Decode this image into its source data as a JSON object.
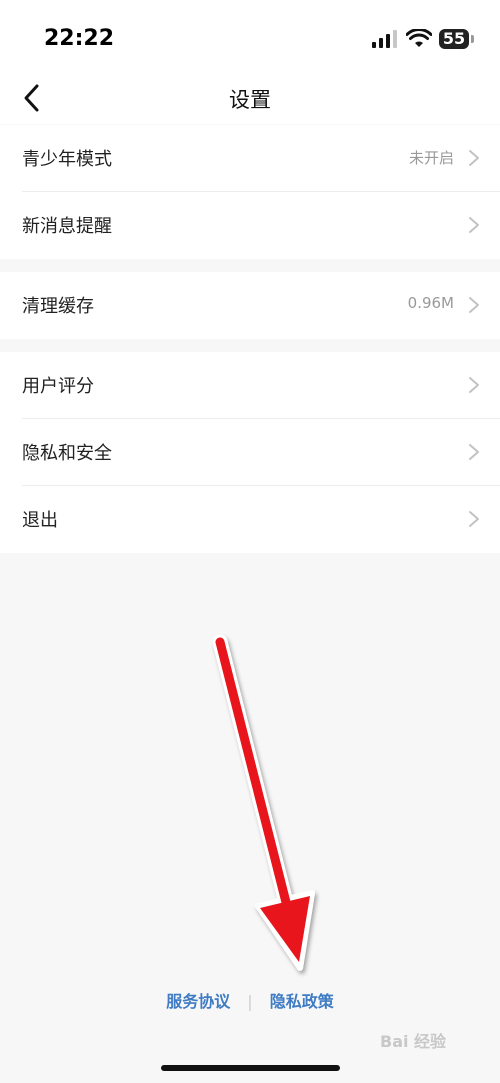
{
  "status_bar": {
    "time": "22:22",
    "battery": "55"
  },
  "header": {
    "title": "设置",
    "back_icon": "chevron-left-icon"
  },
  "groups": [
    {
      "items": [
        {
          "label": "青少年模式",
          "value": "未开启"
        },
        {
          "label": "新消息提醒",
          "value": ""
        }
      ]
    },
    {
      "items": [
        {
          "label": "清理缓存",
          "value": "0.96M"
        }
      ]
    },
    {
      "items": [
        {
          "label": "用户评分",
          "value": ""
        },
        {
          "label": "隐私和安全",
          "value": ""
        },
        {
          "label": "退出",
          "value": ""
        }
      ]
    }
  ],
  "footer": {
    "service_link": "服务协议",
    "separator": "|",
    "privacy_link": "隐私政策"
  },
  "annotation": {
    "arrow_color": "#e8141b"
  },
  "watermark": {
    "text": "Bai 经验"
  }
}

Instruction »
From the listing, extract all text exactly as given and drop any picture.

Problem solution »
Decode this image into its source data as a JSON object.
{
  "status_bar": {
    "time": "22:22",
    "battery": "55"
  },
  "header": {
    "title": "设置",
    "back_icon": "chevron-left-icon"
  },
  "groups": [
    {
      "items": [
        {
          "label": "青少年模式",
          "value": "未开启"
        },
        {
          "label": "新消息提醒",
          "value": ""
        }
      ]
    },
    {
      "items": [
        {
          "label": "清理缓存",
          "value": "0.96M"
        }
      ]
    },
    {
      "items": [
        {
          "label": "用户评分",
          "value": ""
        },
        {
          "label": "隐私和安全",
          "value": ""
        },
        {
          "label": "退出",
          "value": ""
        }
      ]
    }
  ],
  "footer": {
    "service_link": "服务协议",
    "separator": "|",
    "privacy_link": "隐私政策"
  },
  "annotation": {
    "arrow_color": "#e8141b"
  },
  "watermark": {
    "text": "Bai 经验"
  }
}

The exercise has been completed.